EXERCISE: Please return the full listing below without altering anything.

• • • • • • •

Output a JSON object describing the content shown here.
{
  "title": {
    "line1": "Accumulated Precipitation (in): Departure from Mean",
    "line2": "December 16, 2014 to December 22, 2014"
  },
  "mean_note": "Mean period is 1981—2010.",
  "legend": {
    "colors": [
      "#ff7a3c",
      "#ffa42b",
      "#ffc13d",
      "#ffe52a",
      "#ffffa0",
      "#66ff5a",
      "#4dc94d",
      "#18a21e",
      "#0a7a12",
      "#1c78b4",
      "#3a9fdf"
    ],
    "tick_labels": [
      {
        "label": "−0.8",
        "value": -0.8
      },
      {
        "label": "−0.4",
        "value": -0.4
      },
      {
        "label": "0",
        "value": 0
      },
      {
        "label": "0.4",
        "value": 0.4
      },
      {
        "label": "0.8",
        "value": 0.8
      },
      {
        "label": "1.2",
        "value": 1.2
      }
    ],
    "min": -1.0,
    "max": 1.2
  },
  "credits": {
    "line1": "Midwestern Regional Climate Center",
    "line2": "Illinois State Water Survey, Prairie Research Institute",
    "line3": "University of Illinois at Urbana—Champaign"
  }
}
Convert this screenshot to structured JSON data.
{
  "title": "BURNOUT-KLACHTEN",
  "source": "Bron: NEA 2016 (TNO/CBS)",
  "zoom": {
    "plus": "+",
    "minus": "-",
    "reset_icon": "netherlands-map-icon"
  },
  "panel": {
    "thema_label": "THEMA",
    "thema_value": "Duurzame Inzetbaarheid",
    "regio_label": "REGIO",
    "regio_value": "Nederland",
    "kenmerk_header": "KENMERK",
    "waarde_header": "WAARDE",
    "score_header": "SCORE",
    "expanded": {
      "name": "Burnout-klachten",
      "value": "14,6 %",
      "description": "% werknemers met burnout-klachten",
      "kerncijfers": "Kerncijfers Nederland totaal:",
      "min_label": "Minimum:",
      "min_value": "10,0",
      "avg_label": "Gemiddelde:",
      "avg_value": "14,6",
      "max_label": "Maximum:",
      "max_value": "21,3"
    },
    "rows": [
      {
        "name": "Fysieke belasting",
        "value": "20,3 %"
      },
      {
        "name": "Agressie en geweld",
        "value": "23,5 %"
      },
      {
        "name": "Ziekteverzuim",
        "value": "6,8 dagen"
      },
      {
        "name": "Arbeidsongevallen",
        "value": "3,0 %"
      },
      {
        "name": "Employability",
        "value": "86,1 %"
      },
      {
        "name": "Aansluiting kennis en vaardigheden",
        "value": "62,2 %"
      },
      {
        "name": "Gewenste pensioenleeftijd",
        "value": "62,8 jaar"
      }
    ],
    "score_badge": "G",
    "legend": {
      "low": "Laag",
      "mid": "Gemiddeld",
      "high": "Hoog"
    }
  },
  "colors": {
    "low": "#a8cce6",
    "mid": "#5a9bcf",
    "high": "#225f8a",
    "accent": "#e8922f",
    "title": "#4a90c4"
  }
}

• • • • • • •

EXERCISE RESPONSE:
Output a JSON object describing the content shown here.
{
  "title": {
    "line1": "Accumulated Precipitation (in): Departure from Mean",
    "line2": "December 16, 2014 to December 22, 2014"
  },
  "mean_note": "Mean period is 1981—2010.",
  "legend": {
    "colors": [
      "#ff7a3c",
      "#ffa42b",
      "#ffc13d",
      "#ffe52a",
      "#ffffa0",
      "#66ff5a",
      "#4dc94d",
      "#18a21e",
      "#0a7a12",
      "#1c78b4",
      "#3a9fdf"
    ],
    "tick_labels": [
      {
        "label": "−0.8",
        "value": -0.8
      },
      {
        "label": "−0.4",
        "value": -0.4
      },
      {
        "label": "0",
        "value": 0
      },
      {
        "label": "0.4",
        "value": 0.4
      },
      {
        "label": "0.8",
        "value": 0.8
      },
      {
        "label": "1.2",
        "value": 1.2
      }
    ],
    "min": -1.0,
    "max": 1.2
  },
  "credits": {
    "line1": "Midwestern Regional Climate Center",
    "line2": "Illinois State Water Survey, Prairie Research Institute",
    "line3": "University of Illinois at Urbana—Champaign"
  }
}
Convert this screenshot to structured JSON data.
{
  "title": "BURNOUT-KLACHTEN",
  "source": "Bron: NEA 2016 (TNO/CBS)",
  "zoom": {
    "plus": "+",
    "minus": "-",
    "reset_icon": "netherlands-map-icon"
  },
  "panel": {
    "thema_label": "THEMA",
    "thema_value": "Duurzame Inzetbaarheid",
    "regio_label": "REGIO",
    "regio_value": "Nederland",
    "kenmerk_header": "KENMERK",
    "waarde_header": "WAARDE",
    "score_header": "SCORE",
    "expanded": {
      "name": "Burnout-klachten",
      "value": "14,6 %",
      "description": "% werknemers met burnout-klachten",
      "kerncijfers": "Kerncijfers Nederland totaal:",
      "min_label": "Minimum:",
      "min_value": "10,0",
      "avg_label": "Gemiddelde:",
      "avg_value": "14,6",
      "max_label": "Maximum:",
      "max_value": "21,3"
    },
    "rows": [
      {
        "name": "Fysieke belasting",
        "value": "20,3 %"
      },
      {
        "name": "Agressie en geweld",
        "value": "23,5 %"
      },
      {
        "name": "Ziekteverzuim",
        "value": "6,8 dagen"
      },
      {
        "name": "Arbeidsongevallen",
        "value": "3,0 %"
      },
      {
        "name": "Employability",
        "value": "86,1 %"
      },
      {
        "name": "Aansluiting kennis en vaardigheden",
        "value": "62,2 %"
      },
      {
        "name": "Gewenste pensioenleeftijd",
        "value": "62,8 jaar"
      }
    ],
    "score_badge": "G",
    "legend": {
      "low": "Laag",
      "mid": "Gemiddeld",
      "high": "Hoog"
    }
  },
  "colors": {
    "low": "#a8cce6",
    "mid": "#5a9bcf",
    "high": "#225f8a",
    "accent": "#e8922f",
    "title": "#4a90c4"
  }
}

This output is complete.